» **Ejercicio propuesto**:
Resume en dos oraciones el texto citado.

» **Texto citado**:
=-=-=
Sitio en Los Pinos
Fórmula de Gobierno
Rafael Loret de Mola / Desafío
En 1994, los observadores expertos tardaron en explicar el fenómeno electoral aduciendo que los mexicanos, pese a tantos escenarios de corrupción, habían votado en pro del continuismo y en contra de la barbarie... aunque ésta hubiese sido, como paradoja brutal, la condición imperante en el fin del sexenio salinista. De seguir los mismos en el poder, como demandaban los resultados, eran previsibles nuevos ajustes de cuentas entre los bandos políticos, infiltrados ya por los cárteles en ascenso -la Procuraduría General estimó siempre que esta línea impedía cerrar el manoseado expediente del crimen de Lomas Taurinas-, contrariando con ello la supuesta directriz del colectivo manifestada en las urnas. Entonces, ¿para qué habían sufragado los mexicanos?
En aquella perspectiva hubo dos lecturas relevantes:
1.- El candidato más gris, políticamente hablando, de cuantos había postulado el PRI y quien debió reducir su campaña a sólo tres meses, Ernesto Zedillo, se convirtió en el mexicano más votado de la historia, condición que le fue arrebatada por Enrique Peña con más de diecinueve millones de votos. Zedillo obtuvo poco más de 17 millones de sufragios, muy lejanos a los resultados obtenidos por Vicente Fox y los "reconocidos" a favor de Felipe Calderón.
2.- El asesinato de Luis Donaldo Colosio, a mansalva y sin que aún se determinen las autorías intelectuales para sostener oficialmente la tesis del "tirador solitario", se convirtió, por añadidura, en el más exitoso de los actos proselitistas del partido oficial aunque el señalamiento nos produzca náuseas. A partir del magnicidio los momios cambiaron y los opositores, sobre todo el panista Diego Fernández de Cevallos, mordieron el polvo e incluso optaron por replegarse para dejar pasar, una vez más, la pesada maquinaria institucional.
=-=-=
» **Líneas listadas**:

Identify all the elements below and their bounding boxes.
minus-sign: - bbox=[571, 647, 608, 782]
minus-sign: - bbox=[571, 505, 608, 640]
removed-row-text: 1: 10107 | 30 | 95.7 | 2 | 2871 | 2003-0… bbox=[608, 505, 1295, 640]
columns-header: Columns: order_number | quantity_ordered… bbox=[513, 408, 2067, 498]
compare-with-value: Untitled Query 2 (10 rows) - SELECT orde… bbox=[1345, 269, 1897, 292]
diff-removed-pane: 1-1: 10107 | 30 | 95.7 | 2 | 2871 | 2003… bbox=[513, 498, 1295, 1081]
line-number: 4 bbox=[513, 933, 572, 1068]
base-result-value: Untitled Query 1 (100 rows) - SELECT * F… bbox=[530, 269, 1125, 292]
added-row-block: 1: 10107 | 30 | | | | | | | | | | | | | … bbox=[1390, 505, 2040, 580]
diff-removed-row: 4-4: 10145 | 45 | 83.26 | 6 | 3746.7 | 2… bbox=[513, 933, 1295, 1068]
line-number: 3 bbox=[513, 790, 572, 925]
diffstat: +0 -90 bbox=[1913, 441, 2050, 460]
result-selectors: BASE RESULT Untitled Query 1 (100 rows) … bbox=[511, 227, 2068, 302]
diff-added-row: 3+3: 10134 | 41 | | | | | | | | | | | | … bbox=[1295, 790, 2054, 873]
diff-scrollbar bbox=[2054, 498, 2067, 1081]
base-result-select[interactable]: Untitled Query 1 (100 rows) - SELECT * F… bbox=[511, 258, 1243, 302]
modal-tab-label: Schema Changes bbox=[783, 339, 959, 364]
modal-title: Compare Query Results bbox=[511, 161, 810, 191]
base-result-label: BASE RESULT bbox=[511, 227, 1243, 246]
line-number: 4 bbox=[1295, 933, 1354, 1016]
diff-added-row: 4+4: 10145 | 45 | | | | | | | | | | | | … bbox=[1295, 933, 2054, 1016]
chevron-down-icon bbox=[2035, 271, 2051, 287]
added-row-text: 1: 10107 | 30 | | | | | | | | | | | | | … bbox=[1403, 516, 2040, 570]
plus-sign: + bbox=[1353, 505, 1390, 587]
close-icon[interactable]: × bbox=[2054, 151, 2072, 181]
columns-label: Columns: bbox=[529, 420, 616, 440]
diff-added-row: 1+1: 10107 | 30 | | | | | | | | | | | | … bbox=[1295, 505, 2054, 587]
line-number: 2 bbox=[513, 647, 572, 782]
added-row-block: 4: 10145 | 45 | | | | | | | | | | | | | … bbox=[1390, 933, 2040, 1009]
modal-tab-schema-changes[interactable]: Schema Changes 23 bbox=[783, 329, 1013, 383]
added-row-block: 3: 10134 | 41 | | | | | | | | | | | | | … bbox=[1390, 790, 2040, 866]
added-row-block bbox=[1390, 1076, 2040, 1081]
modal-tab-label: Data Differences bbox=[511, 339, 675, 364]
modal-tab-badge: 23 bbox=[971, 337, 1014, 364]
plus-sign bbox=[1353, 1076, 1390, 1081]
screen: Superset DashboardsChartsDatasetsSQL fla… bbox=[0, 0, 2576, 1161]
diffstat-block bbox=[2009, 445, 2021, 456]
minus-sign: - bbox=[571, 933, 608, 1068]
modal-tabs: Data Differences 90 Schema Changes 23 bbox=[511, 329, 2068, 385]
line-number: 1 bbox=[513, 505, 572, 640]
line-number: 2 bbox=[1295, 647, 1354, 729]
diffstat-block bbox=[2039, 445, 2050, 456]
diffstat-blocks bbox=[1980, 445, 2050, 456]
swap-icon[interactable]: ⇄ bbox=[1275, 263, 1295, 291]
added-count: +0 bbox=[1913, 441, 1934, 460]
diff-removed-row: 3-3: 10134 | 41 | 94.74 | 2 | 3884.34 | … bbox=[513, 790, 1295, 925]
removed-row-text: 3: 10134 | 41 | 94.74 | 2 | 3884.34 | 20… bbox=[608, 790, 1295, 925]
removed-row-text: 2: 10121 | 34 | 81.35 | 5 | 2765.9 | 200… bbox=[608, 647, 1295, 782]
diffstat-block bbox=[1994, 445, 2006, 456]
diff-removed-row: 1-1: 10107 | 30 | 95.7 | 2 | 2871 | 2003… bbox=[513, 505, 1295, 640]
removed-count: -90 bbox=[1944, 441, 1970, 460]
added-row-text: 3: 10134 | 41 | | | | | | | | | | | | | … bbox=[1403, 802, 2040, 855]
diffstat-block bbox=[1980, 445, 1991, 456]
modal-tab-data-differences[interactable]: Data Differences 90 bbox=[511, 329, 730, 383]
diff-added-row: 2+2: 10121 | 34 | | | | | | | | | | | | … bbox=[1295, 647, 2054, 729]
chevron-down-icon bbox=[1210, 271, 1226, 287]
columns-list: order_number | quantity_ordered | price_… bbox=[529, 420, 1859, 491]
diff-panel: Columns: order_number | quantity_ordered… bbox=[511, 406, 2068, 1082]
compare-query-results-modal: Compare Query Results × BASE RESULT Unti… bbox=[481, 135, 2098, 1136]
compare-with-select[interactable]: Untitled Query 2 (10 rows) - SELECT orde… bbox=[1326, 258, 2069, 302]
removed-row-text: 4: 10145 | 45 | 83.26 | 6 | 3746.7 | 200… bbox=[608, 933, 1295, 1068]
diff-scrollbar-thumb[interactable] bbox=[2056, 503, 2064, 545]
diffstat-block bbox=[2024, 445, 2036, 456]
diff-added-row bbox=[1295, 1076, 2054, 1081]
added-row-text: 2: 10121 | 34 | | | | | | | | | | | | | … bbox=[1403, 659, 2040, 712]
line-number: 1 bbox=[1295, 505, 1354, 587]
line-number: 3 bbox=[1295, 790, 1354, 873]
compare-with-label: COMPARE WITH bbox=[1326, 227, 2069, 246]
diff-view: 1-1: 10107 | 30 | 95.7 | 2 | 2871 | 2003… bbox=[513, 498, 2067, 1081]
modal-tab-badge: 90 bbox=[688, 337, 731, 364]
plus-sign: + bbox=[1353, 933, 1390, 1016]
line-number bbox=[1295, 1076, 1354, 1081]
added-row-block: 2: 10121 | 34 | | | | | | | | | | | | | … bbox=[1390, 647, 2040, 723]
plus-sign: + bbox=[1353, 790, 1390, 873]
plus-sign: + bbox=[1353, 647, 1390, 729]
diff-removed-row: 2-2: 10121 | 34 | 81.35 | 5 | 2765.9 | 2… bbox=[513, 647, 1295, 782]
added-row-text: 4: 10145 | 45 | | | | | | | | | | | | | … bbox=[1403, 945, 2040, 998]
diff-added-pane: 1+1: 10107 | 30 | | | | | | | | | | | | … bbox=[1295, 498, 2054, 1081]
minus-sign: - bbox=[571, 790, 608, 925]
=-=-=
» **Respuesta al ejercicio**:
En 1994 los mexicanos, pese a tantos escenarios de corrupción, votaron por el continuismo y contra la barbarie, con lo que eran previsibles nuevos ajustes de cuentas entre bandos políticos ya infiltrados por los cárteles. Ernesto Zedillo, el candidato más gris del PRI, se convirtió entonces en el mexicano más votado de la historia hasta que lo superó Enrique Peña, y el asesinato de Luis Donaldo Colosio resultó el acto proselitista más exitoso del partido oficial, tras el cual la oposición, sobre todo Diego Fernández de Cevallos, se replegó.